## Short problem
Identify all lines in the listing that include the word "dans", and copy them out.

[Lines of data]

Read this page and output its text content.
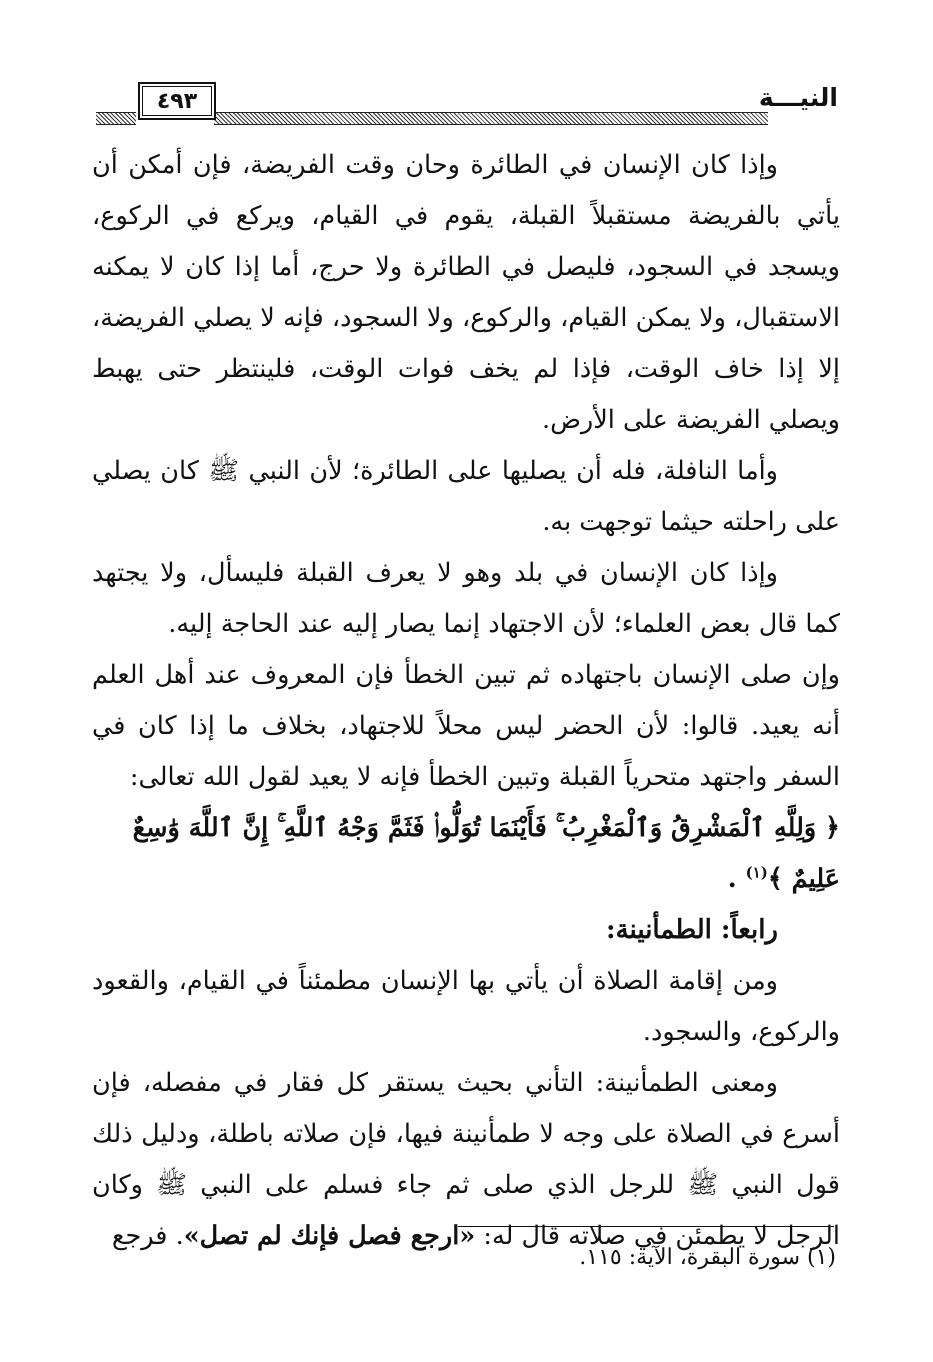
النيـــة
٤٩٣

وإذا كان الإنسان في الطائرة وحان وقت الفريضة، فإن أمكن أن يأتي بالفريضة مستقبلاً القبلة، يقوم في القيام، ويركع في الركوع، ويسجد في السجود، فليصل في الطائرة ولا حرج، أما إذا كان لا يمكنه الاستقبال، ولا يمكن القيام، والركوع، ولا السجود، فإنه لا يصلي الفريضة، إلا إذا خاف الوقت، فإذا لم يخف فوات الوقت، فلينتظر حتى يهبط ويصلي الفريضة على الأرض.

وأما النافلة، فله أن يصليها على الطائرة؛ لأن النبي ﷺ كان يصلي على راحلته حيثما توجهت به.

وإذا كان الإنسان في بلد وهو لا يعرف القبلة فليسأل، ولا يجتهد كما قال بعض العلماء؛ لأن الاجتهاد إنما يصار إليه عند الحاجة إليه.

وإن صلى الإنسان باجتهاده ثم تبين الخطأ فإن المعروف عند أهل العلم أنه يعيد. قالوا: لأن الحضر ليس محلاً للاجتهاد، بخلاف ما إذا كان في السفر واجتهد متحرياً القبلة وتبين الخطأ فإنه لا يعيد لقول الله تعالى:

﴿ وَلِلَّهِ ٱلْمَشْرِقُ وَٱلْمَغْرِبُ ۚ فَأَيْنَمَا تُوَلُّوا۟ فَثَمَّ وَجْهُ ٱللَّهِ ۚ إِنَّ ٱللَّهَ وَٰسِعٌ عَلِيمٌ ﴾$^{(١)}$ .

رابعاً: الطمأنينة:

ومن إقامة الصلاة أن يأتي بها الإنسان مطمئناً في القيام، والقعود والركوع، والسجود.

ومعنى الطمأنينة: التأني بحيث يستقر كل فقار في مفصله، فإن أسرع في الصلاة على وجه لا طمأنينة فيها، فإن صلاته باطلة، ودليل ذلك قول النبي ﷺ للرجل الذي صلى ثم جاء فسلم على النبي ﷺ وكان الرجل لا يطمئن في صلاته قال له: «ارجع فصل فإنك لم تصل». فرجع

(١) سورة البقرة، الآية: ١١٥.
---
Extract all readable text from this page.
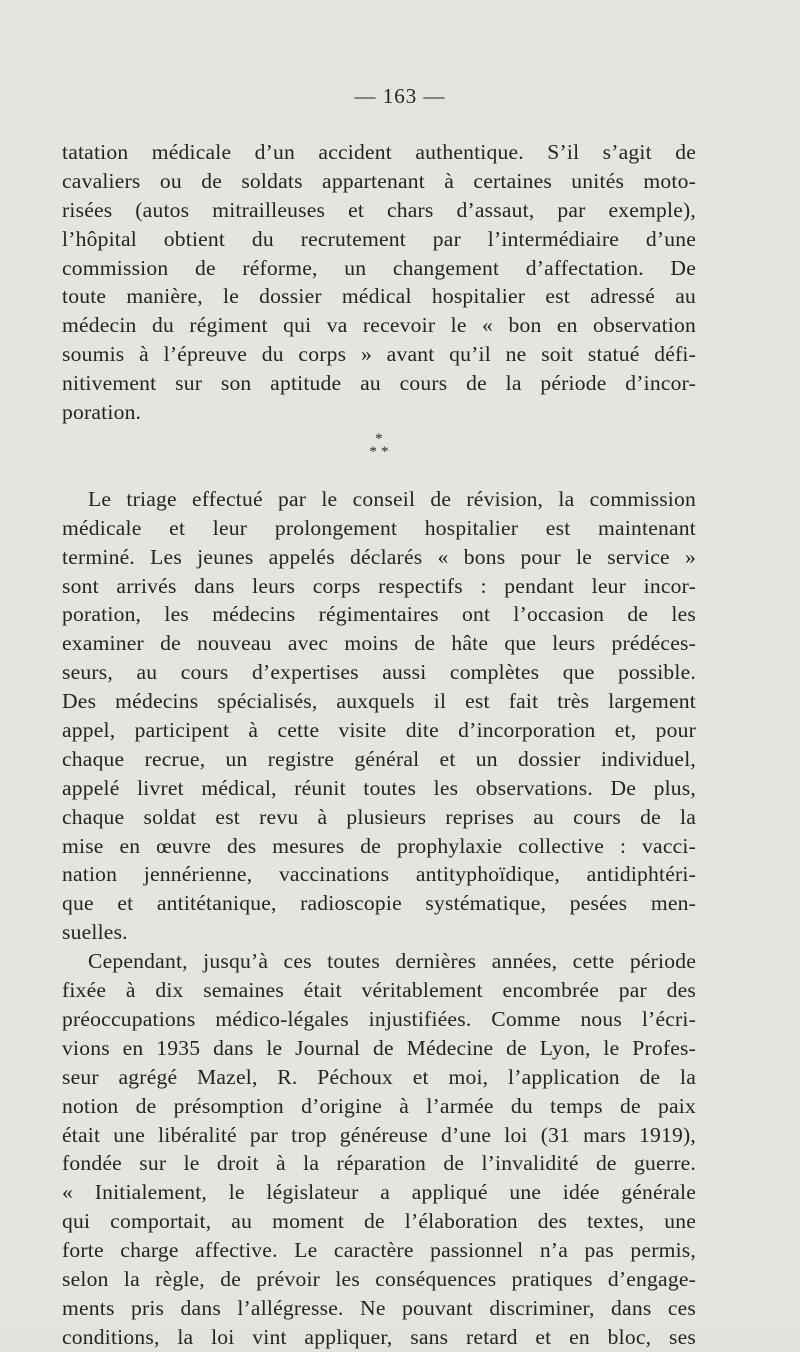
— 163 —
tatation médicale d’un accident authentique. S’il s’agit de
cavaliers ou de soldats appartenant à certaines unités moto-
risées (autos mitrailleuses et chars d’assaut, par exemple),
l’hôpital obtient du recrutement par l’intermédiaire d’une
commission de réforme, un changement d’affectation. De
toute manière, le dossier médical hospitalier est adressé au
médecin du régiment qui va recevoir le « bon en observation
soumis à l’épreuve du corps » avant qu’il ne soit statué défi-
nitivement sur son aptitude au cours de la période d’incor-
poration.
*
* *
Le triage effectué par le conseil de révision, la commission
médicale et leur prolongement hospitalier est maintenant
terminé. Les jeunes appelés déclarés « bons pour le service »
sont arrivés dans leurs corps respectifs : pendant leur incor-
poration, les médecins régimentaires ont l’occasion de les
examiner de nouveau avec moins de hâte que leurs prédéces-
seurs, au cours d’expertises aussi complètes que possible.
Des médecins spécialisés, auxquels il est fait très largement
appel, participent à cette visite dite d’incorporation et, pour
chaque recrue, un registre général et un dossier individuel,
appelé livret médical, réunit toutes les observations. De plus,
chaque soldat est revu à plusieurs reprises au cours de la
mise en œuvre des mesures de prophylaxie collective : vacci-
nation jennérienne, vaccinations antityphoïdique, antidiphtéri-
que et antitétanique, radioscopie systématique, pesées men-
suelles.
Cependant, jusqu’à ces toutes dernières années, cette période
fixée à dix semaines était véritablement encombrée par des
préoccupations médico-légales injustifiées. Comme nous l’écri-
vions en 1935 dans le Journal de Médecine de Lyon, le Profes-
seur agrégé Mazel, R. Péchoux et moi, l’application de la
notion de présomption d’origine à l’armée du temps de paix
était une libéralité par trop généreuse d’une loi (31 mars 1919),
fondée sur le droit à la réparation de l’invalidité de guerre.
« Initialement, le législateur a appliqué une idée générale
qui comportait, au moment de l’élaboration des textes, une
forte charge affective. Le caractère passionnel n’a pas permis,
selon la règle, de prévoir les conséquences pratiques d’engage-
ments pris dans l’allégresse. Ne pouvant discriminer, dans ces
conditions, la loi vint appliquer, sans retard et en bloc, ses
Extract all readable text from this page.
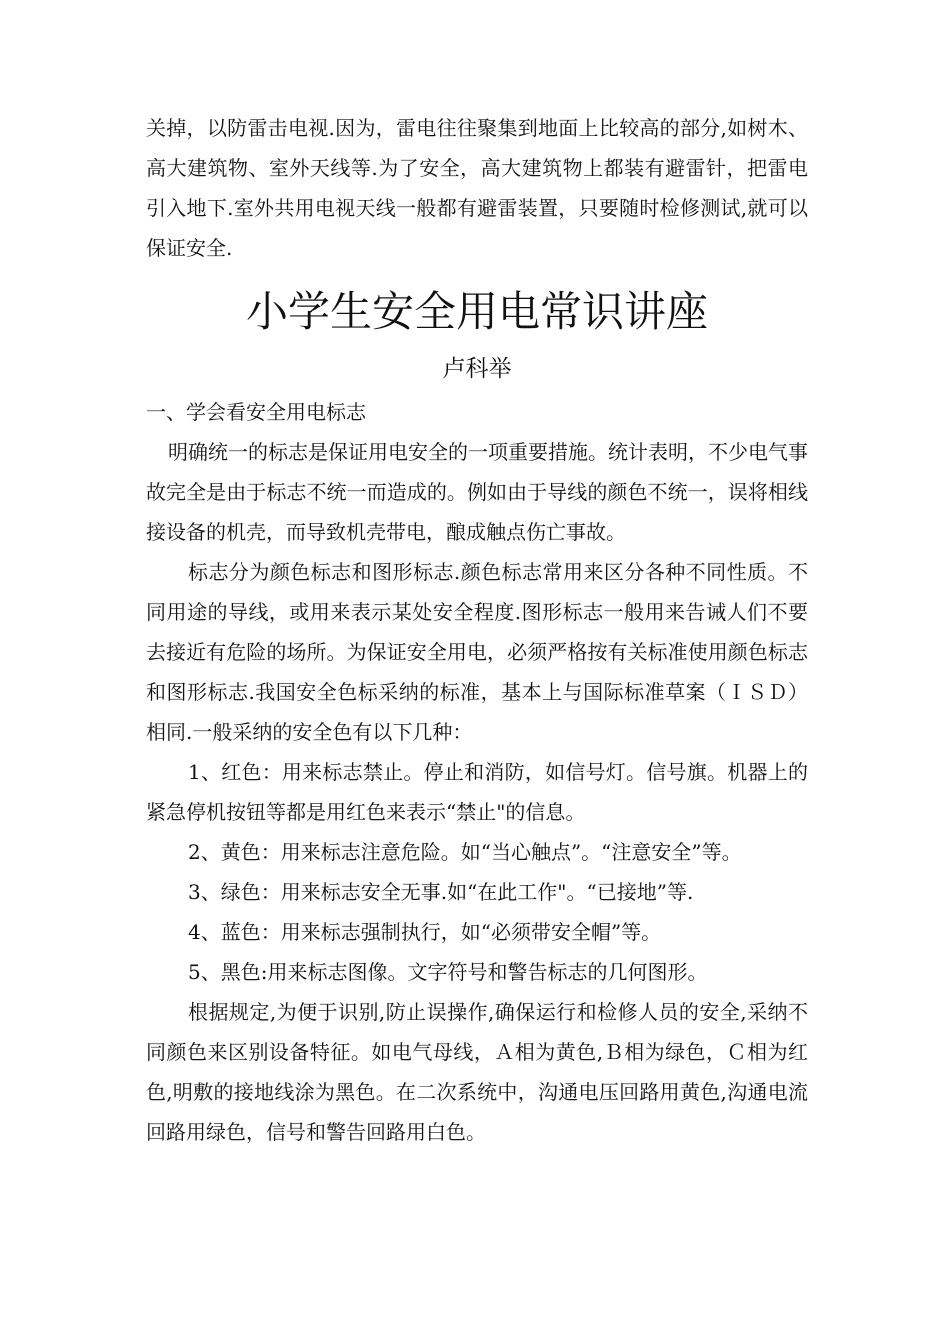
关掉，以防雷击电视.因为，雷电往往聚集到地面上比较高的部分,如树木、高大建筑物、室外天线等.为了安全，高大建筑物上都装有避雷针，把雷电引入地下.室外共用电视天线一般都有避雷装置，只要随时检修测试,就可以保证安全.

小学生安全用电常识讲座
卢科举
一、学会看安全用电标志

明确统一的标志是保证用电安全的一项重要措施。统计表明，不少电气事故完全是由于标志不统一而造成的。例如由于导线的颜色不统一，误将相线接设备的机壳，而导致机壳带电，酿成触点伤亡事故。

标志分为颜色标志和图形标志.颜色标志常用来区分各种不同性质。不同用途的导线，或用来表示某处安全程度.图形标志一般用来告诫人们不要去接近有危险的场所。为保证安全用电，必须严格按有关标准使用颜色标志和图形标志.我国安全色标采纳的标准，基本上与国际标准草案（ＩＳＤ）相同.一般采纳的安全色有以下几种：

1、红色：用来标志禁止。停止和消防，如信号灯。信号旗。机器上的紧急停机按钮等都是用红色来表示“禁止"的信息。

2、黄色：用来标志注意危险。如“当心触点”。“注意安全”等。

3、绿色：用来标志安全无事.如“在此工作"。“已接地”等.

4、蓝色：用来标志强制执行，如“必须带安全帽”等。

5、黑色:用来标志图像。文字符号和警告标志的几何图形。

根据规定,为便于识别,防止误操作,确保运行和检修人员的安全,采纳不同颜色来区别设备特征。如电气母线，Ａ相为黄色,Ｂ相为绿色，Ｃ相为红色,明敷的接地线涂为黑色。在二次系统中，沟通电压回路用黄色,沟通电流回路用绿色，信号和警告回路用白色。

## Exercise answer
sont arrivés dans leurs corps respectifs : pendant leur incor-
vions en 1935 dans le Journal de Médecine de Lyon, le Profes-
ments pris dans l’allégresse. Ne pouvant discriminer, dans ces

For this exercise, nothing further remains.